-- Instruction --
All of the material below is to be returned exactly.

☆ ☆ ☆

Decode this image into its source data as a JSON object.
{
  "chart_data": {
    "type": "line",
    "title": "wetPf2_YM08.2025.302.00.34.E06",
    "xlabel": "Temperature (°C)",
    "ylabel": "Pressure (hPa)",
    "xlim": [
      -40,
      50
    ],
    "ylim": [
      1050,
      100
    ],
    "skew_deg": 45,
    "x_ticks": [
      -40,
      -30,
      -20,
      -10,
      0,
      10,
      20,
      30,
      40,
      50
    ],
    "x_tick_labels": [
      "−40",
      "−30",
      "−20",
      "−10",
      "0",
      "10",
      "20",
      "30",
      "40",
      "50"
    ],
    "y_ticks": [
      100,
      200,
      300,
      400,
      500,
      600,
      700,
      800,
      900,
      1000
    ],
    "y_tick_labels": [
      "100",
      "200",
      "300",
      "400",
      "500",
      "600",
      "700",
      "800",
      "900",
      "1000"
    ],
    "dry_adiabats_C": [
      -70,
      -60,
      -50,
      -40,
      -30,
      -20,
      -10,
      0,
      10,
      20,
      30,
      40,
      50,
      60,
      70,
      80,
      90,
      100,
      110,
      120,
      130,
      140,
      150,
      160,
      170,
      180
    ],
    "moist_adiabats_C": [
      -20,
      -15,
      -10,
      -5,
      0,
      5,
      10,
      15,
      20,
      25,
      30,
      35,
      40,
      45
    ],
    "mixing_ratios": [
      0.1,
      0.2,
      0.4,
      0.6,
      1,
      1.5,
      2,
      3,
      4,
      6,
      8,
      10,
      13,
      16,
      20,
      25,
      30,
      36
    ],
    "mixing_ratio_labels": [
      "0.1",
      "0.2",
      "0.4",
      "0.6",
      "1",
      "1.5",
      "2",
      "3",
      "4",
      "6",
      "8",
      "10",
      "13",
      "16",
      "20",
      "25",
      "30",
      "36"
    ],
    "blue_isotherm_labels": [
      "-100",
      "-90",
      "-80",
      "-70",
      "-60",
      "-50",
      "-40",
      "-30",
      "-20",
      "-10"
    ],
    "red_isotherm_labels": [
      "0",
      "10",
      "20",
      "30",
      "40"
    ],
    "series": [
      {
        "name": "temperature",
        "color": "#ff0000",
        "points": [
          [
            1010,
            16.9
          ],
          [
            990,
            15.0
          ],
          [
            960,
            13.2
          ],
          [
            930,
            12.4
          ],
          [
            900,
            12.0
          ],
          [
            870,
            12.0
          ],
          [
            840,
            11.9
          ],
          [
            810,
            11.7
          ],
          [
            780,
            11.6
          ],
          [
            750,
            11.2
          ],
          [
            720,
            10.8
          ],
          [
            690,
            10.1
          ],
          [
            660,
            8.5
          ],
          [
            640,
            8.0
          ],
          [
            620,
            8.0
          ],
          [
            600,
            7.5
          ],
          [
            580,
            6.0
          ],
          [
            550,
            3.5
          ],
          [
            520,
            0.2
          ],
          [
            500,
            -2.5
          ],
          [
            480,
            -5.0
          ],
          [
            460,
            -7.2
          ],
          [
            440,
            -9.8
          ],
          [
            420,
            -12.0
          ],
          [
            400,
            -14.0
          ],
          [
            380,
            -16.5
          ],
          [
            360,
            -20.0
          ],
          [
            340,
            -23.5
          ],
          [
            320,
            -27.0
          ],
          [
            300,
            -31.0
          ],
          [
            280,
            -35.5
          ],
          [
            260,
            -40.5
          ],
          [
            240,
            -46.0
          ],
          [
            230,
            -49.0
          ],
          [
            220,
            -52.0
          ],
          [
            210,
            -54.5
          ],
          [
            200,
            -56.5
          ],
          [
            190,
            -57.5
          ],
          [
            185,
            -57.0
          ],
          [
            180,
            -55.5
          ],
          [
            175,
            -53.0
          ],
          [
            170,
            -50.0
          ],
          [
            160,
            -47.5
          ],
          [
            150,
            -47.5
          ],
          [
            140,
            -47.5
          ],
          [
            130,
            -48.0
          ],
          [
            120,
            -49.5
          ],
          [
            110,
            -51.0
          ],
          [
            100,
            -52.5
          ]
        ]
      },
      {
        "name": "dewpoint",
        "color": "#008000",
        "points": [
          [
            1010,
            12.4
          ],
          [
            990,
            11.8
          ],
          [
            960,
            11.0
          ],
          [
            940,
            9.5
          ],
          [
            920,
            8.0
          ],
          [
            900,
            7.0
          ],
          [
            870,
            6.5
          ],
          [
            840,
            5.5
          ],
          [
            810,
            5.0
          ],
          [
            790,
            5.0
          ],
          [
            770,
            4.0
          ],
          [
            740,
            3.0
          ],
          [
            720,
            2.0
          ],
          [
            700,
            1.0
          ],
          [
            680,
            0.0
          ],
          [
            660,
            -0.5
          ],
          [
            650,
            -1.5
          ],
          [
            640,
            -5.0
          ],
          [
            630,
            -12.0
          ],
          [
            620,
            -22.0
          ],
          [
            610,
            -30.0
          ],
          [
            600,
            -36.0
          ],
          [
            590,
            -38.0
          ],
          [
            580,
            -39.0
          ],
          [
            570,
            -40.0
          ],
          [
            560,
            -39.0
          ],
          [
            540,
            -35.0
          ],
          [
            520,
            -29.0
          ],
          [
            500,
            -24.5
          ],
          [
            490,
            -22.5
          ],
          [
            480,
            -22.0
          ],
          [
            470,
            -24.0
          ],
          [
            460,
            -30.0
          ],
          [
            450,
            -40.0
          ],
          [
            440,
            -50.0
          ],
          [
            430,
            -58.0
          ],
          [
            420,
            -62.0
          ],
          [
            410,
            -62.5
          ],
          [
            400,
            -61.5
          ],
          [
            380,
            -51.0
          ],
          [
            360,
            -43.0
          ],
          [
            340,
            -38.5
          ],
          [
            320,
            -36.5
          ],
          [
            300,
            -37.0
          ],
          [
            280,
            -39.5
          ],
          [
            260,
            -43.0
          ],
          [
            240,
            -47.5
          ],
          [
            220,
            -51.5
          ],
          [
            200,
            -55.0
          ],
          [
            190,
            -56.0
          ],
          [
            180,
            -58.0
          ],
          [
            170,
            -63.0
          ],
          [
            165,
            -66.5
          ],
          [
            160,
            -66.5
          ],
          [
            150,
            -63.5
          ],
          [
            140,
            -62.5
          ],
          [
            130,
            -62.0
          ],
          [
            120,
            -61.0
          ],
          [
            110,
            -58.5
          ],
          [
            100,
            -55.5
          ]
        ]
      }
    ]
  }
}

☆ ☆ ☆

-- Expected answer --
Decode this image into its source data as a JSON object.
{
  "chart_data": {
    "type": "line",
    "title": "wetPf2_YM08.2025.302.00.34.E06",
    "xlabel": "Temperature (°C)",
    "ylabel": "Pressure (hPa)",
    "xlim": [
      -40,
      50
    ],
    "ylim": [
      1050,
      100
    ],
    "skew_deg": 45,
    "x_ticks": [
      -40,
      -30,
      -20,
      -10,
      0,
      10,
      20,
      30,
      40,
      50
    ],
    "x_tick_labels": [
      "−40",
      "−30",
      "−20",
      "−10",
      "0",
      "10",
      "20",
      "30",
      "40",
      "50"
    ],
    "y_ticks": [
      100,
      200,
      300,
      400,
      500,
      600,
      700,
      800,
      900,
      1000
    ],
    "y_tick_labels": [
      "100",
      "200",
      "300",
      "400",
      "500",
      "600",
      "700",
      "800",
      "900",
      "1000"
    ],
    "dry_adiabats_C": [
      -70,
      -60,
      -50,
      -40,
      -30,
      -20,
      -10,
      0,
      10,
      20,
      30,
      40,
      50,
      60,
      70,
      80,
      90,
      100,
      110,
      120,
      130,
      140,
      150,
      160,
      170,
      180
    ],
    "moist_adiabats_C": [
      -20,
      -15,
      -10,
      -5,
      0,
      5,
      10,
      15,
      20,
      25,
      30,
      35,
      40,
      45
    ],
    "mixing_ratios": [
      0.1,
      0.2,
      0.4,
      0.6,
      1,
      1.5,
      2,
      3,
      4,
      6,
      8,
      10,
      13,
      16,
      20,
      25,
      30,
      36
    ],
    "mixing_ratio_labels": [
      "0.1",
      "0.2",
      "0.4",
      "0.6",
      "1",
      "1.5",
      "2",
      "3",
      "4",
      "6",
      "8",
      "10",
      "13",
      "16",
      "20",
      "25",
      "30",
      "36"
    ],
    "blue_isotherm_labels": [
      "-100",
      "-90",
      "-80",
      "-70",
      "-60",
      "-50",
      "-40",
      "-30",
      "-20",
      "-10"
    ],
    "red_isotherm_labels": [
      "0",
      "10",
      "20",
      "30",
      "40"
    ],
    "series": [
      {
        "name": "temperature",
        "color": "#ff0000",
        "points": [
          [
            1010,
            16.9
          ],
          [
            990,
            15.0
          ],
          [
            960,
            13.2
          ],
          [
            930,
            12.4
          ],
          [
            900,
            12.0
          ],
          [
            870,
            12.0
          ],
          [
            840,
            11.9
          ],
          [
            810,
            11.7
          ],
          [
            780,
            11.6
          ],
          [
            750,
            11.2
          ],
          [
            720,
            10.8
          ],
          [
            690,
            10.1
          ],
          [
            660,
            8.5
          ],
          [
            640,
            8.0
          ],
          [
            620,
            8.0
          ],
          [
            600,
            7.5
          ],
          [
            580,
            6.0
          ],
          [
            550,
            3.5
          ],
          [
            520,
            0.2
          ],
          [
            500,
            -2.5
          ],
          [
            480,
            -5.0
          ],
          [
            460,
            -7.2
          ],
          [
            440,
            -9.8
          ],
          [
            420,
            -12.0
          ],
          [
            400,
            -14.0
          ],
          [
            380,
            -16.5
          ],
          [
            360,
            -20.0
          ],
          [
            340,
            -23.5
          ],
          [
            320,
            -27.0
          ],
          [
            300,
            -31.0
          ],
          [
            280,
            -35.5
          ],
          [
            260,
            -40.5
          ],
          [
            240,
            -46.0
          ],
          [
            230,
            -49.0
          ],
          [
            220,
            -52.0
          ],
          [
            210,
            -54.5
          ],
          [
            200,
            -56.5
          ],
          [
            190,
            -57.5
          ],
          [
            185,
            -57.0
          ],
          [
            180,
            -55.5
          ],
          [
            175,
            -53.0
          ],
          [
            170,
            -50.0
          ],
          [
            160,
            -47.5
          ],
          [
            150,
            -47.5
          ],
          [
            140,
            -47.5
          ],
          [
            130,
            -48.0
          ],
          [
            120,
            -49.5
          ],
          [
            110,
            -51.0
          ],
          [
            100,
            -52.5
          ]
        ]
      },
      {
        "name": "dewpoint",
        "color": "#008000",
        "points": [
          [
            1010,
            12.4
          ],
          [
            990,
            11.8
          ],
          [
            960,
            11.0
          ],
          [
            940,
            9.5
          ],
          [
            920,
            8.0
          ],
          [
            900,
            7.0
          ],
          [
            870,
            6.5
          ],
          [
            840,
            5.5
          ],
          [
            810,
            5.0
          ],
          [
            790,
            5.0
          ],
          [
            770,
            4.0
          ],
          [
            740,
            3.0
          ],
          [
            720,
            2.0
          ],
          [
            700,
            1.0
          ],
          [
            680,
            0.0
          ],
          [
            660,
            -0.5
          ],
          [
            650,
            -1.5
          ],
          [
            640,
            -5.0
          ],
          [
            630,
            -12.0
          ],
          [
            620,
            -22.0
          ],
          [
            610,
            -30.0
          ],
          [
            600,
            -36.0
          ],
          [
            590,
            -38.0
          ],
          [
            580,
            -39.0
          ],
          [
            570,
            -40.0
          ],
          [
            560,
            -39.0
          ],
          [
            540,
            -35.0
          ],
          [
            520,
            -29.0
          ],
          [
            500,
            -24.5
          ],
          [
            490,
            -22.5
          ],
          [
            480,
            -22.0
          ],
          [
            470,
            -24.0
          ],
          [
            460,
            -30.0
          ],
          [
            450,
            -40.0
          ],
          [
            440,
            -50.0
          ],
          [
            430,
            -58.0
          ],
          [
            420,
            -62.0
          ],
          [
            410,
            -62.5
          ],
          [
            400,
            -61.5
          ],
          [
            380,
            -51.0
          ],
          [
            360,
            -43.0
          ],
          [
            340,
            -38.5
          ],
          [
            320,
            -36.5
          ],
          [
            300,
            -37.0
          ],
          [
            280,
            -39.5
          ],
          [
            260,
            -43.0
          ],
          [
            240,
            -47.5
          ],
          [
            220,
            -51.5
          ],
          [
            200,
            -55.0
          ],
          [
            190,
            -56.0
          ],
          [
            180,
            -58.0
          ],
          [
            170,
            -63.0
          ],
          [
            165,
            -66.5
          ],
          [
            160,
            -66.5
          ],
          [
            150,
            -63.5
          ],
          [
            140,
            -62.5
          ],
          [
            130,
            -62.0
          ],
          [
            120,
            -61.0
          ],
          [
            110,
            -58.5
          ],
          [
            100,
            -55.5
          ]
        ]
      }
    ]
  }
}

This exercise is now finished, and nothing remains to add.